▸ Objective:
Copy every line of the data that contains the string "O₂ads".
======== Records for the exercise
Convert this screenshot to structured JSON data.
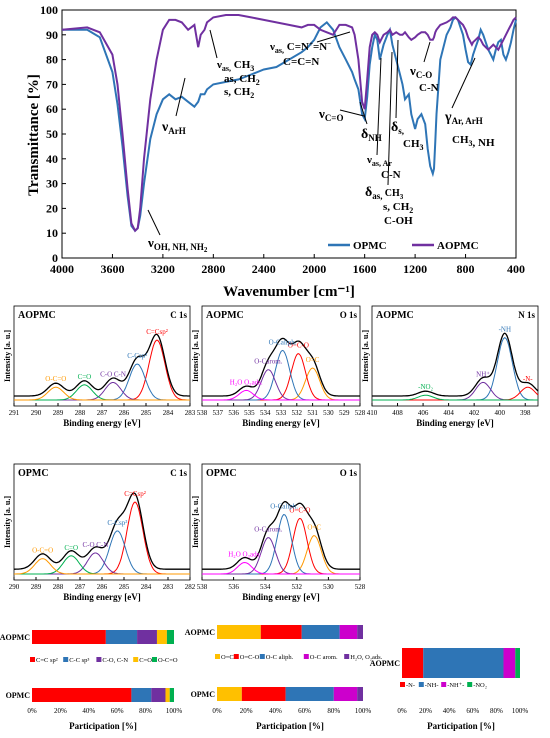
{
  "chart_data": [
    {
      "type": "line",
      "id": "ftir",
      "xlabel": "Wavenumber [cm⁻¹]",
      "ylabel": "Transmittance [%]",
      "xlim": [
        4000,
        400
      ],
      "ylim": [
        0,
        100
      ],
      "xticks": [
        4000,
        3600,
        3200,
        2800,
        2400,
        2000,
        1600,
        1200,
        800,
        400
      ],
      "yticks": [
        0,
        10,
        20,
        30,
        40,
        50,
        60,
        70,
        80,
        90,
        100
      ],
      "legend_position": "bottom-right",
      "series": [
        {
          "name": "OPMC",
          "color": "#2e75b6",
          "x": [
            4000,
            3800,
            3700,
            3600,
            3560,
            3520,
            3480,
            3450,
            3420,
            3400,
            3380,
            3350,
            3300,
            3250,
            3200,
            3150,
            3100,
            3050,
            3000,
            2950,
            2920,
            2900,
            2870,
            2850,
            2800,
            2700,
            2600,
            2500,
            2400,
            2300,
            2200,
            2100,
            2050,
            2000,
            1950,
            1900,
            1850,
            1800,
            1750,
            1700,
            1680,
            1650,
            1620,
            1600,
            1580,
            1560,
            1540,
            1520,
            1500,
            1480,
            1450,
            1420,
            1400,
            1380,
            1350,
            1320,
            1300,
            1280,
            1250,
            1230,
            1200,
            1180,
            1150,
            1120,
            1100,
            1080,
            1060,
            1050,
            1040,
            1030,
            1000,
            950,
            920,
            900,
            880,
            860,
            840,
            820,
            800,
            780,
            760,
            750,
            740,
            720,
            700,
            680,
            660,
            640,
            620,
            600,
            580,
            560,
            540,
            520,
            500,
            480,
            460,
            440,
            420,
            400
          ],
          "y": [
            92,
            92,
            89,
            75,
            62,
            45,
            25,
            13,
            11,
            12,
            17,
            30,
            48,
            58,
            64,
            66,
            64,
            65,
            63,
            61,
            63,
            66,
            66,
            68,
            70,
            71,
            72,
            74,
            76,
            77,
            80,
            83,
            85,
            88,
            93,
            95,
            92,
            85,
            80,
            75,
            72,
            68,
            58,
            56,
            65,
            78,
            85,
            90,
            88,
            80,
            86,
            90,
            92,
            86,
            80,
            74,
            70,
            64,
            66,
            58,
            52,
            56,
            58,
            54,
            44,
            37,
            34,
            36,
            47,
            58,
            80,
            90,
            93,
            96,
            97,
            96,
            93,
            90,
            84,
            79,
            78,
            80,
            82,
            85,
            88,
            92,
            90,
            87,
            84,
            82,
            80,
            84,
            87,
            88,
            82,
            80,
            83,
            87,
            92,
            96
          ]
        },
        {
          "name": "AOPMC",
          "color": "#7030a0",
          "x": [
            4000,
            3800,
            3700,
            3600,
            3560,
            3520,
            3480,
            3450,
            3420,
            3400,
            3380,
            3350,
            3300,
            3250,
            3200,
            3150,
            3100,
            3050,
            3000,
            2950,
            2920,
            2900,
            2870,
            2850,
            2800,
            2700,
            2600,
            2500,
            2400,
            2300,
            2200,
            2100,
            2050,
            2000,
            1950,
            1900,
            1850,
            1800,
            1750,
            1700,
            1680,
            1650,
            1620,
            1600,
            1580,
            1560,
            1540,
            1520,
            1500,
            1480,
            1450,
            1420,
            1400,
            1380,
            1350,
            1320,
            1300,
            1280,
            1250,
            1230,
            1200,
            1180,
            1150,
            1120,
            1100,
            1080,
            1060,
            1050,
            1040,
            1030,
            1000,
            950,
            920,
            900,
            880,
            860,
            840,
            820,
            800,
            780,
            760,
            750,
            740,
            720,
            700,
            680,
            660,
            640,
            620,
            600,
            580,
            560,
            540,
            520,
            500,
            480,
            460,
            440,
            420,
            400
          ],
          "y": [
            92,
            93,
            91,
            82,
            70,
            50,
            28,
            14,
            11,
            12,
            20,
            40,
            64,
            80,
            92,
            96,
            96,
            95,
            92,
            94,
            85,
            90,
            92,
            95,
            97,
            98,
            98,
            97,
            96,
            95,
            94,
            93,
            94,
            94,
            92,
            91,
            90,
            94,
            94,
            93,
            90,
            80,
            63,
            60,
            72,
            85,
            90,
            91,
            90,
            87,
            90,
            91,
            92,
            90,
            91,
            90,
            90,
            91,
            89,
            88,
            89,
            90,
            91,
            91,
            90,
            88,
            88,
            89,
            91,
            92,
            94,
            95,
            96,
            97,
            97,
            96,
            95,
            94,
            92,
            89,
            87,
            86,
            87,
            88,
            89,
            88,
            86,
            85,
            84,
            85,
            86,
            85,
            84,
            86,
            88,
            90,
            92,
            94,
            96,
            97
          ]
        }
      ],
      "annotations": [
        "νₐₛ CH₃",
        "as, CH₂",
        "s, CH₂",
        "νArH",
        "νOH, NH, NH₂",
        "νₐₛ C=N⁺=N⁻",
        "C=C=N",
        "νC=O",
        "δNH",
        "νₐₛ,Ar C-N",
        "δₐₛ CH₃",
        "s, CH₂",
        "C-OH",
        "δs, CH₃",
        "νC-O C-N",
        "γAr, ArH CH₃, NH"
      ]
    },
    {
      "type": "line",
      "id": "xps-aopmc-c1s",
      "title": "AOPMC",
      "tag": "C 1s",
      "xlabel": "Binding energy [eV]",
      "ylabel": "Intensity [a. u.]",
      "xlim": [
        291,
        283
      ],
      "xticks": [
        291,
        290,
        289,
        288,
        287,
        286,
        285,
        284,
        283
      ],
      "peaks": [
        {
          "label": "C=Csp²",
          "center": 284.5,
          "color": "#ff0000"
        },
        {
          "label": "C-Csp³",
          "center": 285.4,
          "color": "#2e75b6"
        },
        {
          "label": "C-O C-N",
          "center": 286.5,
          "color": "#7030a0"
        },
        {
          "label": "C=O",
          "center": 287.8,
          "color": "#00b050"
        },
        {
          "label": "O-C=O",
          "center": 289.1,
          "color": "#ff9900"
        }
      ]
    },
    {
      "type": "line",
      "id": "xps-aopmc-o1s",
      "title": "AOPMC",
      "tag": "O 1s",
      "xlabel": "Binding energy [eV]",
      "ylabel": "Intensity [a. u.]",
      "xlim": [
        538,
        528
      ],
      "xticks": [
        538,
        537,
        536,
        535,
        534,
        533,
        532,
        531,
        530,
        529,
        528
      ],
      "peaks": [
        {
          "label": "O=C",
          "center": 531.0,
          "color": "#ff9900"
        },
        {
          "label": "O=C-O",
          "center": 531.9,
          "color": "#ff0000"
        },
        {
          "label": "O-Caliph.",
          "center": 532.9,
          "color": "#2e75b6"
        },
        {
          "label": "O-Carom.",
          "center": 533.8,
          "color": "#7030a0"
        },
        {
          "label": "H₂O O₂ads.",
          "center": 535.2,
          "color": "#ff00ff"
        }
      ]
    },
    {
      "type": "line",
      "id": "xps-aopmc-n1s",
      "title": "AOPMC",
      "tag": "N 1s",
      "xlabel": "Binding energy [eV]",
      "ylabel": "Intensity [a. u.]",
      "xlim": [
        410,
        397
      ],
      "xticks": [
        410,
        408,
        406,
        404,
        402,
        400,
        398
      ],
      "peaks": [
        {
          "label": "-NH",
          "center": 399.6,
          "color": "#2e75b6"
        },
        {
          "label": "NH⁺",
          "center": 401.3,
          "color": "#7030a0"
        },
        {
          "label": "-N-",
          "center": 397.8,
          "color": "#ff0000"
        },
        {
          "label": "-NO₂",
          "center": 405.8,
          "color": "#00b050"
        }
      ]
    },
    {
      "type": "line",
      "id": "xps-opmc-c1s",
      "title": "OPMC",
      "tag": "C 1s",
      "xlabel": "Binding energy [eV]",
      "ylabel": "Intensity [a. u.]",
      "xlim": [
        290,
        282
      ],
      "xticks": [
        290,
        289,
        288,
        287,
        286,
        285,
        284,
        283,
        282
      ],
      "peaks": [
        {
          "label": "C=Csp²",
          "center": 284.5,
          "color": "#ff0000"
        },
        {
          "label": "C-Csp³",
          "center": 285.3,
          "color": "#2e75b6"
        },
        {
          "label": "C-O C-N",
          "center": 286.3,
          "color": "#7030a0"
        },
        {
          "label": "C=O",
          "center": 287.4,
          "color": "#00b050"
        },
        {
          "label": "O-C=O",
          "center": 288.7,
          "color": "#ff9900"
        }
      ]
    },
    {
      "type": "line",
      "id": "xps-opmc-o1s",
      "title": "OPMC",
      "tag": "O 1s",
      "xlabel": "Binding energy [eV]",
      "ylabel": "Intensity [a. u.]",
      "xlim": [
        538,
        528
      ],
      "xticks": [
        538,
        536,
        534,
        532,
        530,
        528
      ],
      "peaks": [
        {
          "label": "O=C",
          "center": 530.9,
          "color": "#ff9900"
        },
        {
          "label": "O=C-O",
          "center": 531.8,
          "color": "#ff0000"
        },
        {
          "label": "O-Caliph.",
          "center": 532.8,
          "color": "#2e75b6"
        },
        {
          "label": "O-Carom.",
          "center": 533.8,
          "color": "#7030a0"
        },
        {
          "label": "H₂O O₂ads.",
          "center": 535.3,
          "color": "#ff00ff"
        }
      ]
    },
    {
      "type": "bar",
      "id": "bars-c1s",
      "stacked": true,
      "orientation": "horizontal",
      "xlabel": "Participation [%]",
      "xlim": [
        0,
        100
      ],
      "xticks": [
        "0%",
        "20%",
        "40%",
        "60%",
        "80%",
        "100%"
      ],
      "categories": [
        "AOPMC",
        "OPMC"
      ],
      "legend": [
        "C=C sp²",
        "C-C sp³",
        "C-O, C-N",
        "C=O",
        "O-C=O"
      ],
      "colors": [
        "#ff0000",
        "#2e75b6",
        "#7030a0",
        "#ffc000",
        "#00b050"
      ],
      "series": [
        {
          "name": "C=C sp²",
          "values": [
            52,
            70
          ]
        },
        {
          "name": "C-C sp³",
          "values": [
            22,
            14
          ]
        },
        {
          "name": "C-O, C-N",
          "values": [
            14,
            10
          ]
        },
        {
          "name": "C=O",
          "values": [
            7,
            3
          ]
        },
        {
          "name": "O-C=O",
          "values": [
            5,
            3
          ]
        }
      ]
    },
    {
      "type": "bar",
      "id": "bars-o1s",
      "stacked": true,
      "orientation": "horizontal",
      "xlabel": "Participation [%]",
      "xlim": [
        0,
        100
      ],
      "xticks": [
        "0%",
        "20%",
        "40%",
        "60%",
        "80%",
        "100%"
      ],
      "categories": [
        "AOPMC",
        "OPMC"
      ],
      "legend": [
        "O=C",
        "O=C-O",
        "O-C aliph.",
        "O-C arom.",
        "H₂O, O₂ads."
      ],
      "colors": [
        "#ffc000",
        "#ff0000",
        "#2e75b6",
        "#cc00cc",
        "#7030a0"
      ],
      "series": [
        {
          "name": "O=C",
          "values": [
            30,
            17
          ]
        },
        {
          "name": "O=C-O",
          "values": [
            28,
            30
          ]
        },
        {
          "name": "O-C aliph.",
          "values": [
            26,
            33
          ]
        },
        {
          "name": "O-C arom.",
          "values": [
            12,
            16
          ]
        },
        {
          "name": "H₂O, O₂ads.",
          "values": [
            4,
            4
          ]
        }
      ]
    },
    {
      "type": "bar",
      "id": "bars-n1s",
      "stacked": true,
      "orientation": "horizontal",
      "xlabel": "Participation [%]",
      "xlim": [
        0,
        100
      ],
      "xticks": [
        "0%",
        "20%",
        "40%",
        "60%",
        "80%",
        "100%"
      ],
      "categories": [
        "AOPMC"
      ],
      "legend": [
        "-N-",
        "-NH-",
        "-NH⁺-",
        "-NO₂"
      ],
      "colors": [
        "#ff0000",
        "#2e75b6",
        "#cc00cc",
        "#00b050"
      ],
      "series": [
        {
          "name": "-N-",
          "values": [
            18
          ]
        },
        {
          "name": "-NH-",
          "values": [
            68
          ]
        },
        {
          "name": "-NH⁺-",
          "values": [
            10
          ]
        },
        {
          "name": "-NO₂",
          "values": [
            4
          ]
        }
      ]
    }
  ],
  "labels": {
    "ftir_ylabel": "Transmittance [%]",
    "ftir_xlabel": "Wavenumber [cm⁻¹]",
    "legend_opmc": "OPMC",
    "legend_aopmc": "AOPMC",
    "xps_ylabel": "Intensity [a. u.]",
    "xps_xlabel": "Binding energy [eV]",
    "participation": "Participation [%]"
  }
}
================
▸ Reply:
          "label": "H₂O O₂ads.",
          "label": "H₂O O₂ads.",
        "H₂O, O₂ads."
          "name": "H₂O, O₂ads.",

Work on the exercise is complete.